Job » Every line with the word "representative" in it should be extracted from the data that follows.
*** Extracted material
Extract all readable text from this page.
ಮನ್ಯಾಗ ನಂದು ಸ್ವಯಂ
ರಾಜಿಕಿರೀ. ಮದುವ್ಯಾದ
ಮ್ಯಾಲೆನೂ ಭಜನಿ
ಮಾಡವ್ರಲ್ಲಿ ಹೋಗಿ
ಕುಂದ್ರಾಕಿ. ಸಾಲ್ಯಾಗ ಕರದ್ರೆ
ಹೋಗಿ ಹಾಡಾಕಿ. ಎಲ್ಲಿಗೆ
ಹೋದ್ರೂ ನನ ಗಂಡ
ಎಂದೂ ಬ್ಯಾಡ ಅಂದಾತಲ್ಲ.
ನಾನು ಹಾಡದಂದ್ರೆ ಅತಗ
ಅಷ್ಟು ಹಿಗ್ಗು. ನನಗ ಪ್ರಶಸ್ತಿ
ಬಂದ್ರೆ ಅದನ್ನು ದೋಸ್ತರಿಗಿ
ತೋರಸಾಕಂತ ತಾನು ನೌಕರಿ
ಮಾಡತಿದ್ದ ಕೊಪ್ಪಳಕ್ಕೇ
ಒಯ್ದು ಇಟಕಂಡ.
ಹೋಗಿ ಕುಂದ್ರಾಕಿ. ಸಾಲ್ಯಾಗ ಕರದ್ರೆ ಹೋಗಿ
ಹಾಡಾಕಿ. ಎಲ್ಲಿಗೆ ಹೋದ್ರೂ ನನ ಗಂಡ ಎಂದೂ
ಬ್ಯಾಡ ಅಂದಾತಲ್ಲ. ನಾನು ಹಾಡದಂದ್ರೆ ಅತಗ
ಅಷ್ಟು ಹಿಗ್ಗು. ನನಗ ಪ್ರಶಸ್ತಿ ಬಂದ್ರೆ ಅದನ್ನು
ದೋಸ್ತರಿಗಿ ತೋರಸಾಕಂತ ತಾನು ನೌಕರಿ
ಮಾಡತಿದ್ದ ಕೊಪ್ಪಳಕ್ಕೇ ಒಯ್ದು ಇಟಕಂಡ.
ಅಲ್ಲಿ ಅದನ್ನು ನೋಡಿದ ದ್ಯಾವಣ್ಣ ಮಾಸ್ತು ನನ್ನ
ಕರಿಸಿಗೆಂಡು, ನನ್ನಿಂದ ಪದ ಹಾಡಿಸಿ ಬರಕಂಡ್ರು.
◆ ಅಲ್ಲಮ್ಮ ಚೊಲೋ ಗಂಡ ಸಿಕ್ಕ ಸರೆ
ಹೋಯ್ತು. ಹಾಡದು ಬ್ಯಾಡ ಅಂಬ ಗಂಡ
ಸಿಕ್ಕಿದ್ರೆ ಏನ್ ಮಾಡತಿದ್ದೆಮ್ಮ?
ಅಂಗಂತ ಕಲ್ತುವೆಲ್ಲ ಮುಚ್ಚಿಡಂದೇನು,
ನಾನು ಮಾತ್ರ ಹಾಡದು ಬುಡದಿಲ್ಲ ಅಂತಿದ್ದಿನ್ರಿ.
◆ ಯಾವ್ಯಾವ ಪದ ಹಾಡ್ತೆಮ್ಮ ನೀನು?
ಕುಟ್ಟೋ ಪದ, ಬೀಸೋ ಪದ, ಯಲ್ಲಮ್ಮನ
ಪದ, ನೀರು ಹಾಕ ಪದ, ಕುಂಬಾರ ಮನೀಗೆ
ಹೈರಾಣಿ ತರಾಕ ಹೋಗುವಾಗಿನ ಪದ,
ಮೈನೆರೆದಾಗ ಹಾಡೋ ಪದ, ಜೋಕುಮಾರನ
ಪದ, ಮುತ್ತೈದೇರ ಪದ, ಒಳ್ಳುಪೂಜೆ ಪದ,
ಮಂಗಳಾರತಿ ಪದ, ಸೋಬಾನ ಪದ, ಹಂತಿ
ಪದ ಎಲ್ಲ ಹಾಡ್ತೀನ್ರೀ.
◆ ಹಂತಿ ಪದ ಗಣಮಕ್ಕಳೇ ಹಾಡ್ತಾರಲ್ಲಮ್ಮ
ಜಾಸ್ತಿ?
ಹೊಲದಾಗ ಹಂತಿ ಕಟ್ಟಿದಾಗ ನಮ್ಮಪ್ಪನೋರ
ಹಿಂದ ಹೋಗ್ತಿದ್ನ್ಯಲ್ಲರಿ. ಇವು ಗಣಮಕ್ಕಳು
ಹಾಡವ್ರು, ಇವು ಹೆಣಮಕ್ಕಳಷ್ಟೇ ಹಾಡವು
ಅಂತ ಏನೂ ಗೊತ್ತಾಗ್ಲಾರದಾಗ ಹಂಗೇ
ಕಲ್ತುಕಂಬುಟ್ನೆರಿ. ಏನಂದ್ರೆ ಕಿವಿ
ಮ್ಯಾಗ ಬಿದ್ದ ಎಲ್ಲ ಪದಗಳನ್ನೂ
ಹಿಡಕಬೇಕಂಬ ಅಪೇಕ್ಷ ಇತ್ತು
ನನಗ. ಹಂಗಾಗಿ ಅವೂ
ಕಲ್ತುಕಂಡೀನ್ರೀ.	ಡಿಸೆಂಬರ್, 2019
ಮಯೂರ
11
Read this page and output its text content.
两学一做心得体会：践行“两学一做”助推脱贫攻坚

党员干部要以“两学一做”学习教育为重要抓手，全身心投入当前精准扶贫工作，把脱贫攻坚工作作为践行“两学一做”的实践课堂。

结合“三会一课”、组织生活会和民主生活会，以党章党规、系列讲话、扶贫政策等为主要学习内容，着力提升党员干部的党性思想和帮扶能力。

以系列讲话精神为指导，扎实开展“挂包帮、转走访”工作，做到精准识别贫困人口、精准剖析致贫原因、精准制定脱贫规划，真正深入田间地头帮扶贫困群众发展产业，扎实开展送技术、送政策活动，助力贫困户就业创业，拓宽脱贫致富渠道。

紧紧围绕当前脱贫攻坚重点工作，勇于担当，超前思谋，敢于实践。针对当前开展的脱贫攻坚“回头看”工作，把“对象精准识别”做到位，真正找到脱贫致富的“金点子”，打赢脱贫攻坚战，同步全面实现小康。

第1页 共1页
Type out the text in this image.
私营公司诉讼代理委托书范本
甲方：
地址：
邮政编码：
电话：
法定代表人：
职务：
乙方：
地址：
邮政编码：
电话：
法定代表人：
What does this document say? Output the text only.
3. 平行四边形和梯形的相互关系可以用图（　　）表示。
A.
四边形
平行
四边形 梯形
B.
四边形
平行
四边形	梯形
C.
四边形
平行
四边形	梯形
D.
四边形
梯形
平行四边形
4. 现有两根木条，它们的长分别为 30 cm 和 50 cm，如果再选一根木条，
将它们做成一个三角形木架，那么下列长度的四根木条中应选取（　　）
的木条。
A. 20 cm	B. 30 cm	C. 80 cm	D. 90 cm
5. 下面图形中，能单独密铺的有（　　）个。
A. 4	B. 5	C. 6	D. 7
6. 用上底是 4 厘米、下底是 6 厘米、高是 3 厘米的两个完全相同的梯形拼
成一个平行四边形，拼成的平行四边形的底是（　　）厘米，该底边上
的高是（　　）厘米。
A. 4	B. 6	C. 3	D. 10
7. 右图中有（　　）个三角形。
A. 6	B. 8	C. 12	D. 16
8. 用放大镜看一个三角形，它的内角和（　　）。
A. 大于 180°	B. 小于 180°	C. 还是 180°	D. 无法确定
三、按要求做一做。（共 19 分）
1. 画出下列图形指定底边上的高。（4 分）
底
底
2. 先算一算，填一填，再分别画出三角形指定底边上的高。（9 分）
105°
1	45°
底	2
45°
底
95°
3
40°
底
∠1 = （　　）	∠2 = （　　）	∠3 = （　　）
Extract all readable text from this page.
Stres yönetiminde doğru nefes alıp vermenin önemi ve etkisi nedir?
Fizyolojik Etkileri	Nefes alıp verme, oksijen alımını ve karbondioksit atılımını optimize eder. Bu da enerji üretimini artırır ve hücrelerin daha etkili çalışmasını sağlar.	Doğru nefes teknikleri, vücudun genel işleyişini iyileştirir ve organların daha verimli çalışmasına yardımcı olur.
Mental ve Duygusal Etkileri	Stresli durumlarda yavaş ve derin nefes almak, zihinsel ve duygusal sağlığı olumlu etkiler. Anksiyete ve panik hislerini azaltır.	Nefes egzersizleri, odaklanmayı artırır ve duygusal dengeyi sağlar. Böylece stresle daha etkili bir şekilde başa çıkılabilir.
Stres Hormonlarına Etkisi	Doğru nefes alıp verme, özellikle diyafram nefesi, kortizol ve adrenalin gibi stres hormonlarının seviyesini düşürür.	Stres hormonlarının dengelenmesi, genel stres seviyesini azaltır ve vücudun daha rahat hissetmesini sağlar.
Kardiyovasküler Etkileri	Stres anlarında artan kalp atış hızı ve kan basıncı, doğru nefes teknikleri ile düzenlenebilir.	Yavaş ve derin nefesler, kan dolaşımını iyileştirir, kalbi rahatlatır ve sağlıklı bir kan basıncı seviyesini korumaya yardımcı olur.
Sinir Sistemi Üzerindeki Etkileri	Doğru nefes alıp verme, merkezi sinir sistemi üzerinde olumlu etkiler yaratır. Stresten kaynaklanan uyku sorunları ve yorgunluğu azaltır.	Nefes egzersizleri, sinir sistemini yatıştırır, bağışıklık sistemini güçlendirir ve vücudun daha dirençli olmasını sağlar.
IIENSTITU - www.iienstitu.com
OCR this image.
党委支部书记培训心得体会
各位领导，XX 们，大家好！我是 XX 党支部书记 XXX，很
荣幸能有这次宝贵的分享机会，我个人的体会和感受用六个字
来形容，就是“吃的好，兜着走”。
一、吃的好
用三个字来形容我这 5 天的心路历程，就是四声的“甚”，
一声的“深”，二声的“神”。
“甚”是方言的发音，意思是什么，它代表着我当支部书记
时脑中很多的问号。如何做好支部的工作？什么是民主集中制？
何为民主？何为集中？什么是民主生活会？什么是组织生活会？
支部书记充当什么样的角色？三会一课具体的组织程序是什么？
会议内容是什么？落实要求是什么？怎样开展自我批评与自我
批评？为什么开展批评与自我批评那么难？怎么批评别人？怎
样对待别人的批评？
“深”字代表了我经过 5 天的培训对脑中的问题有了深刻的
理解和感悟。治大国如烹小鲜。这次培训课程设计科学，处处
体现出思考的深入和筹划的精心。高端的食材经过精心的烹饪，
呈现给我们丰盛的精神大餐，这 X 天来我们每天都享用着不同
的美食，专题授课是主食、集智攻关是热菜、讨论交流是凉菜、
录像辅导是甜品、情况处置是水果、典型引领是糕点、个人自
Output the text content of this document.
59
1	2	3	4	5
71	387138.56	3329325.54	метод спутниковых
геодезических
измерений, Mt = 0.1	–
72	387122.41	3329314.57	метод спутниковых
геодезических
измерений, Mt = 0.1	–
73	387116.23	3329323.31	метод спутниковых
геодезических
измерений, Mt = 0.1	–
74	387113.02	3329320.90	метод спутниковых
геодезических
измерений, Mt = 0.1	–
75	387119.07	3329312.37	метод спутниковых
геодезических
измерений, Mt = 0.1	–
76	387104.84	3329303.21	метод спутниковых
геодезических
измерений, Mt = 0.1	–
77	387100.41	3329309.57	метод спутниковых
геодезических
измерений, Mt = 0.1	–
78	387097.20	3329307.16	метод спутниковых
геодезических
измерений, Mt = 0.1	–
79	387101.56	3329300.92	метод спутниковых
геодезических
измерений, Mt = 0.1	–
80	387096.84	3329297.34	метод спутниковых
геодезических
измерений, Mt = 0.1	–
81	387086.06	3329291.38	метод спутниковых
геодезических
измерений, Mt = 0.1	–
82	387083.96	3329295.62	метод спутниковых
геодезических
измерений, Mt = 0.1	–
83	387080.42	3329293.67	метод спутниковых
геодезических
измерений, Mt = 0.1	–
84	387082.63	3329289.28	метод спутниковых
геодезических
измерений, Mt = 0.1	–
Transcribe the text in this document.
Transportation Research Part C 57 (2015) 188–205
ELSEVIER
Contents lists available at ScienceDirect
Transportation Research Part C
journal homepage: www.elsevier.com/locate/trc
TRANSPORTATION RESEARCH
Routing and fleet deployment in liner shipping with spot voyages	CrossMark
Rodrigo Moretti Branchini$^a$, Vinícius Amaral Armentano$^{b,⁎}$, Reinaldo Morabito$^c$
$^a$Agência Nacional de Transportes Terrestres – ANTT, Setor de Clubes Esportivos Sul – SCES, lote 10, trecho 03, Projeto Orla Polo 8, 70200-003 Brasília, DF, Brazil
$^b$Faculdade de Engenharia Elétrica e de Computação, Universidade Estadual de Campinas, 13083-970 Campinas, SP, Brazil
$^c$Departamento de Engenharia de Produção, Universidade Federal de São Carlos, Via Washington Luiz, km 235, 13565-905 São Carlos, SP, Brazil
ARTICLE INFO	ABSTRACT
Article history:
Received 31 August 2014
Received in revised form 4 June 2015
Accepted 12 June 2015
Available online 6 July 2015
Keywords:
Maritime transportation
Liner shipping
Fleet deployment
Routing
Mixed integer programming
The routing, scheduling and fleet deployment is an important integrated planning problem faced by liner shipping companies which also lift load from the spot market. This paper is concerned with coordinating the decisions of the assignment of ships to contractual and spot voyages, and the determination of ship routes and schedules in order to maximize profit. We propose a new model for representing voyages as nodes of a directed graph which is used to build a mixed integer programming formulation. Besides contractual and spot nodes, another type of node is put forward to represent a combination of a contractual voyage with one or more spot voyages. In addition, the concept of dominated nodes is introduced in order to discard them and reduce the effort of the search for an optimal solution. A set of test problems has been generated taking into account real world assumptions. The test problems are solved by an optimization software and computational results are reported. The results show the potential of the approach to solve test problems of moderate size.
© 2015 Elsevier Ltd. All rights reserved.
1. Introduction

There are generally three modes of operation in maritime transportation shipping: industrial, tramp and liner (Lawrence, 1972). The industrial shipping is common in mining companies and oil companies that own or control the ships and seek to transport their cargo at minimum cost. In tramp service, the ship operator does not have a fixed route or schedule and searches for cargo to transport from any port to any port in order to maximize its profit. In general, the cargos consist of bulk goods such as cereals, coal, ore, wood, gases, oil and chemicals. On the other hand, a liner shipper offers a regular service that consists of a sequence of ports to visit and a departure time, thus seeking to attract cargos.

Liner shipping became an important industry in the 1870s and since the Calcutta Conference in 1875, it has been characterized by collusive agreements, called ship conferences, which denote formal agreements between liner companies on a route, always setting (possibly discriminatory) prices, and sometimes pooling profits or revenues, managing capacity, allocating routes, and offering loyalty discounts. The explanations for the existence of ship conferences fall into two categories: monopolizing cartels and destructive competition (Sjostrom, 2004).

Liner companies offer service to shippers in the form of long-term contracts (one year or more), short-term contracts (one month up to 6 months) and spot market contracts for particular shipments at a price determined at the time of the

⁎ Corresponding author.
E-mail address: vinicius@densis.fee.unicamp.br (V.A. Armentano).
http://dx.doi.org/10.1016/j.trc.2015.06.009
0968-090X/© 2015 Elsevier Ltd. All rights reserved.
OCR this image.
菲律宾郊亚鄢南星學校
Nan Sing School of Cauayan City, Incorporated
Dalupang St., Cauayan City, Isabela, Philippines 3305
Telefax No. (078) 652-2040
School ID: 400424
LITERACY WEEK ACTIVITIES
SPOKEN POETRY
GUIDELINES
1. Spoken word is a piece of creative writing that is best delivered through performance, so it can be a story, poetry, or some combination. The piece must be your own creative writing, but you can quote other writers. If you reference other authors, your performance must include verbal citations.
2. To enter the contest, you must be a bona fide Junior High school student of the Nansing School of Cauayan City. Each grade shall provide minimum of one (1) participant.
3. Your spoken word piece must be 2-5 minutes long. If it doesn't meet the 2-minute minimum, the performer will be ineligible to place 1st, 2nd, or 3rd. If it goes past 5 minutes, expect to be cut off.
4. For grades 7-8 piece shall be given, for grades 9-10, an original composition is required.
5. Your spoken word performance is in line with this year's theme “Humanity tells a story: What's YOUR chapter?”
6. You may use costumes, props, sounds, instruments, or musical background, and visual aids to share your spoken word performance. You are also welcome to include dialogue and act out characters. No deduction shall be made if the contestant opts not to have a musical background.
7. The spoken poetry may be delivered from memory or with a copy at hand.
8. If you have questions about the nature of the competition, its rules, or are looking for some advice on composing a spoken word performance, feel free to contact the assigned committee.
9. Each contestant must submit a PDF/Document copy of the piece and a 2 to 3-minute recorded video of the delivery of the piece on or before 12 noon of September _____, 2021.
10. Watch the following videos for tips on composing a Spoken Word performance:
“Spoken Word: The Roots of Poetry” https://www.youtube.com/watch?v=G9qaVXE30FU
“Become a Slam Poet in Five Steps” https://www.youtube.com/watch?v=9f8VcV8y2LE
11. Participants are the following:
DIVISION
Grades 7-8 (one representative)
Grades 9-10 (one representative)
******
Finished task »
Grades 7-8 (one representative)
Grades 9-10 (one representative)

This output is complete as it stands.